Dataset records
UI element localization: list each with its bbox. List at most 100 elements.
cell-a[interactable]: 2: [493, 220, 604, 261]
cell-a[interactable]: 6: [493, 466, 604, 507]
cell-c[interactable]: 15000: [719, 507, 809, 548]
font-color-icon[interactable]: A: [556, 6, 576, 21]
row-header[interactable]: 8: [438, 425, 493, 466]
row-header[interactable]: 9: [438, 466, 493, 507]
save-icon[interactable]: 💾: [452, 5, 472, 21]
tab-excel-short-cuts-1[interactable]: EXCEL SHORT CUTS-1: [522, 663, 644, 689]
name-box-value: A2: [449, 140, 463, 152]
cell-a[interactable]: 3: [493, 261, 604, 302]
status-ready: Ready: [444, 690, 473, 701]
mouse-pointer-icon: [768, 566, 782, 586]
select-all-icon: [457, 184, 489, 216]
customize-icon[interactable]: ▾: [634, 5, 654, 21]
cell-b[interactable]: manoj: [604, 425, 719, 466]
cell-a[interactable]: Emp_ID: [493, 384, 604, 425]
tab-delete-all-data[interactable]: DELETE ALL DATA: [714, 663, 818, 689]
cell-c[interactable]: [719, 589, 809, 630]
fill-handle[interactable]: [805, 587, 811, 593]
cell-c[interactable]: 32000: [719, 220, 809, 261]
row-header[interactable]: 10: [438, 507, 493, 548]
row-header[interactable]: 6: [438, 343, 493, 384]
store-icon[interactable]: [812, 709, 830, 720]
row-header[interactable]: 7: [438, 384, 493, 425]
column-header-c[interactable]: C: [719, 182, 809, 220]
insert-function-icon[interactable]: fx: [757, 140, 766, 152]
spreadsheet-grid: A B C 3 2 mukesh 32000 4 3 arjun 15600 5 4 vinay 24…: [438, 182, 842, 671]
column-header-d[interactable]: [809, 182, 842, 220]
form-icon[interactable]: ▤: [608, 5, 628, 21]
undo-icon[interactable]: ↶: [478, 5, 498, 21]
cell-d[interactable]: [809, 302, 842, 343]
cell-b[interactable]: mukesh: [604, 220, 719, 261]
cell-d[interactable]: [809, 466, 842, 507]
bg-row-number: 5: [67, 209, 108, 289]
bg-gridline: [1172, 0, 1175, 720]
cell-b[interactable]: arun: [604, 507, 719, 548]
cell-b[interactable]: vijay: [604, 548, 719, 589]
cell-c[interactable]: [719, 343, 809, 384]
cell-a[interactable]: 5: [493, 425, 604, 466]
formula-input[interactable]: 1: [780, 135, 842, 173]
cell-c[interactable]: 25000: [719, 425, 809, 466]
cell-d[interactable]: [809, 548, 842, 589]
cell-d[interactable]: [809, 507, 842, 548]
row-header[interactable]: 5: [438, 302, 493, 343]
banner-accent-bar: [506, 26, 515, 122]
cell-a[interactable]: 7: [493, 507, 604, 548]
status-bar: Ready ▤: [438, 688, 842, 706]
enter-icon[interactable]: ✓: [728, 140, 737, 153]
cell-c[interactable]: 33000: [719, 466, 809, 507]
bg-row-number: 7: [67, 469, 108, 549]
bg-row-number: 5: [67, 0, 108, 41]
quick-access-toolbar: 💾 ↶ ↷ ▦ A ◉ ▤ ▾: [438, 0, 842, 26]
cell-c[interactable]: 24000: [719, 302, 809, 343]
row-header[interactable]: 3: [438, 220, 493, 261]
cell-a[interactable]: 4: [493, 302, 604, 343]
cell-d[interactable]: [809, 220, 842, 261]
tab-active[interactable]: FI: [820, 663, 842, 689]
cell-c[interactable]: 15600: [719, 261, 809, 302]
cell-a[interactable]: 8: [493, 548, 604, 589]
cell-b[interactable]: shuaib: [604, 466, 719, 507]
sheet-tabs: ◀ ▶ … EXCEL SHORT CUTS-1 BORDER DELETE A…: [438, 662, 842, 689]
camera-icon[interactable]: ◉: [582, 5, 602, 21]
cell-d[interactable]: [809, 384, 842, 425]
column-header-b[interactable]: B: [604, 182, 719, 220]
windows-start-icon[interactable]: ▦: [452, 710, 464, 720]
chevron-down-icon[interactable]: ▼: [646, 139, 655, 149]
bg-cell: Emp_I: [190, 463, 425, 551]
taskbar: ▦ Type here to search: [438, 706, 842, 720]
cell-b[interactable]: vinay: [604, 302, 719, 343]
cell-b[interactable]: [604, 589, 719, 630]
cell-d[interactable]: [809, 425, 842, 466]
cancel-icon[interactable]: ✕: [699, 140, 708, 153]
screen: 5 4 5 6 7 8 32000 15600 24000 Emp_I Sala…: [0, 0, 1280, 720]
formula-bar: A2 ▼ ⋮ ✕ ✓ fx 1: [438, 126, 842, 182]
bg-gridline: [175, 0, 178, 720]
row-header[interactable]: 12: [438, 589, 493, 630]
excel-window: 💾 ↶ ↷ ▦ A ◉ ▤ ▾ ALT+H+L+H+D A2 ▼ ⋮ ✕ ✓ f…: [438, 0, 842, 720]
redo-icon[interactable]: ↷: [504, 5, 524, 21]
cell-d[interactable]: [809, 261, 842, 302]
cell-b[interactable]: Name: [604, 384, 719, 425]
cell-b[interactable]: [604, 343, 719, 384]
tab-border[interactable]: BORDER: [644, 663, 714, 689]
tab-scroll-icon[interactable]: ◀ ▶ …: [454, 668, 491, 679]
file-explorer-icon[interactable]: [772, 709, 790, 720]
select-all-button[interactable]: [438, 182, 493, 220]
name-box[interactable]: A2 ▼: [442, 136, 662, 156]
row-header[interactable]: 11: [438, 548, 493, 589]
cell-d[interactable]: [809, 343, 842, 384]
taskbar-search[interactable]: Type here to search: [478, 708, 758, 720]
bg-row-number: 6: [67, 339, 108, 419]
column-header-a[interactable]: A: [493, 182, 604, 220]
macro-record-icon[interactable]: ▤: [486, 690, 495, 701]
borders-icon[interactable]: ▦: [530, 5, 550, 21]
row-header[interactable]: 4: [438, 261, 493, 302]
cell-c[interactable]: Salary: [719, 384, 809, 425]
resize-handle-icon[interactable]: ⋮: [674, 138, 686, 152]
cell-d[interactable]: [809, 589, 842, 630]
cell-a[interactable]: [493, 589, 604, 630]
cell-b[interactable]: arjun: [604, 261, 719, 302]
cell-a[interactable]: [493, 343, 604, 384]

◆ **EXERCISE AIM**: Reproduce the material with "row-header" swapped for "row-label" at each occurrence, changing nothing else.

◆ **TASK SOLUTION**:
UI element localization: list each with its bbox. List at most 100 elements.
cell-a[interactable]: 2: [493, 220, 604, 261]
cell-a[interactable]: 6: [493, 466, 604, 507]
cell-c[interactable]: 15000: [719, 507, 809, 548]
font-color-icon[interactable]: A: [556, 6, 576, 21]
row-label[interactable]: 8: [438, 425, 493, 466]
row-label[interactable]: 9: [438, 466, 493, 507]
save-icon[interactable]: 💾: [452, 5, 472, 21]
tab-excel-short-cuts-1[interactable]: EXCEL SHORT CUTS-1: [522, 663, 644, 689]
name-box-value: A2: [449, 140, 463, 152]
cell-a[interactable]: 3: [493, 261, 604, 302]
status-ready: Ready: [444, 690, 473, 701]
mouse-pointer-icon: [768, 566, 782, 586]
select-all-icon: [457, 184, 489, 216]
customize-icon[interactable]: ▾: [634, 5, 654, 21]
cell-b[interactable]: manoj: [604, 425, 719, 466]
cell-a[interactable]: Emp_ID: [493, 384, 604, 425]
tab-delete-all-data[interactable]: DELETE ALL DATA: [714, 663, 818, 689]
cell-c[interactable]: [719, 589, 809, 630]
fill-handle[interactable]: [805, 587, 811, 593]
cell-c[interactable]: 32000: [719, 220, 809, 261]
row-label[interactable]: 10: [438, 507, 493, 548]
row-label[interactable]: 6: [438, 343, 493, 384]
store-icon[interactable]: [812, 709, 830, 720]
row-label[interactable]: 7: [438, 384, 493, 425]
column-header-c[interactable]: C: [719, 182, 809, 220]
insert-function-icon[interactable]: fx: [757, 140, 766, 152]
spreadsheet-grid: A B C 3 2 mukesh 32000 4 3 arjun 15600 5 4 vinay 24…: [438, 182, 842, 671]
column-header-d[interactable]: [809, 182, 842, 220]
form-icon[interactable]: ▤: [608, 5, 628, 21]
undo-icon[interactable]: ↶: [478, 5, 498, 21]
cell-d[interactable]: [809, 302, 842, 343]
cell-b[interactable]: mukesh: [604, 220, 719, 261]
cell-d[interactable]: [809, 466, 842, 507]
bg-row-number: 5: [67, 209, 108, 289]
bg-gridline: [1172, 0, 1175, 720]
cell-b[interactable]: arun: [604, 507, 719, 548]
cell-b[interactable]: vijay: [604, 548, 719, 589]
cell-c[interactable]: [719, 343, 809, 384]
cell-a[interactable]: 5: [493, 425, 604, 466]
formula-input[interactable]: 1: [780, 135, 842, 173]
cell-c[interactable]: 25000: [719, 425, 809, 466]
cell-d[interactable]: [809, 548, 842, 589]
cell-d[interactable]: [809, 507, 842, 548]
row-label[interactable]: 5: [438, 302, 493, 343]
banner-accent-bar: [506, 26, 515, 122]
cell-a[interactable]: 7: [493, 507, 604, 548]
status-bar: Ready ▤: [438, 688, 842, 706]
enter-icon[interactable]: ✓: [728, 140, 737, 153]
cell-c[interactable]: 33000: [719, 466, 809, 507]
bg-row-number: 7: [67, 469, 108, 549]
bg-row-number: 5: [67, 0, 108, 41]
quick-access-toolbar: 💾 ↶ ↷ ▦ A ◉ ▤ ▾: [438, 0, 842, 26]
cell-c[interactable]: 24000: [719, 302, 809, 343]
row-label[interactable]: 3: [438, 220, 493, 261]
cell-a[interactable]: 4: [493, 302, 604, 343]
cell-d[interactable]: [809, 220, 842, 261]
tab-active[interactable]: FI: [820, 663, 842, 689]
cell-c[interactable]: 15600: [719, 261, 809, 302]
cell-a[interactable]: 8: [493, 548, 604, 589]
cell-b[interactable]: shuaib: [604, 466, 719, 507]
sheet-tabs: ◀ ▶ … EXCEL SHORT CUTS-1 BORDER DELETE A…: [438, 662, 842, 689]
camera-icon[interactable]: ◉: [582, 5, 602, 21]
cell-d[interactable]: [809, 384, 842, 425]
column-header-b[interactable]: B: [604, 182, 719, 220]
windows-start-icon[interactable]: ▦: [452, 710, 464, 720]
chevron-down-icon[interactable]: ▼: [646, 139, 655, 149]
bg-cell: Emp_I: [190, 463, 425, 551]
taskbar: ▦ Type here to search: [438, 706, 842, 720]
cell-b[interactable]: vinay: [604, 302, 719, 343]
cell-b[interactable]: [604, 589, 719, 630]
cell-d[interactable]: [809, 425, 842, 466]
cancel-icon[interactable]: ✕: [699, 140, 708, 153]
screen: 5 4 5 6 7 8 32000 15600 24000 Emp_I Sala…: [0, 0, 1280, 720]
formula-bar: A2 ▼ ⋮ ✕ ✓ fx 1: [438, 126, 842, 182]
bg-gridline: [175, 0, 178, 720]
row-label[interactable]: 12: [438, 589, 493, 630]
excel-window: 💾 ↶ ↷ ▦ A ◉ ▤ ▾ ALT+H+L+H+D A2 ▼ ⋮ ✕ ✓ f…: [438, 0, 842, 720]
redo-icon[interactable]: ↷: [504, 5, 524, 21]
cell-d[interactable]: [809, 261, 842, 302]
cell-b[interactable]: Name: [604, 384, 719, 425]
cell-b[interactable]: [604, 343, 719, 384]
tab-border[interactable]: BORDER: [644, 663, 714, 689]
tab-scroll-icon[interactable]: ◀ ▶ …: [454, 668, 491, 679]
file-explorer-icon[interactable]: [772, 709, 790, 720]
select-all-button[interactable]: [438, 182, 493, 220]
name-box[interactable]: A2 ▼: [442, 136, 662, 156]
row-label[interactable]: 11: [438, 548, 493, 589]
cell-d[interactable]: [809, 343, 842, 384]
taskbar-search[interactable]: Type here to search: [478, 708, 758, 720]
bg-row-number: 6: [67, 339, 108, 419]
column-header-a[interactable]: A: [493, 182, 604, 220]
macro-record-icon[interactable]: ▤: [486, 690, 495, 701]
borders-icon[interactable]: ▦: [530, 5, 550, 21]
row-label[interactable]: 4: [438, 261, 493, 302]
cell-c[interactable]: Salary: [719, 384, 809, 425]
resize-handle-icon[interactable]: ⋮: [674, 138, 686, 152]
cell-d[interactable]: [809, 589, 842, 630]
cell-a[interactable]: [493, 589, 604, 630]
cell-b[interactable]: arjun: [604, 261, 719, 302]
cell-a[interactable]: [493, 343, 604, 384]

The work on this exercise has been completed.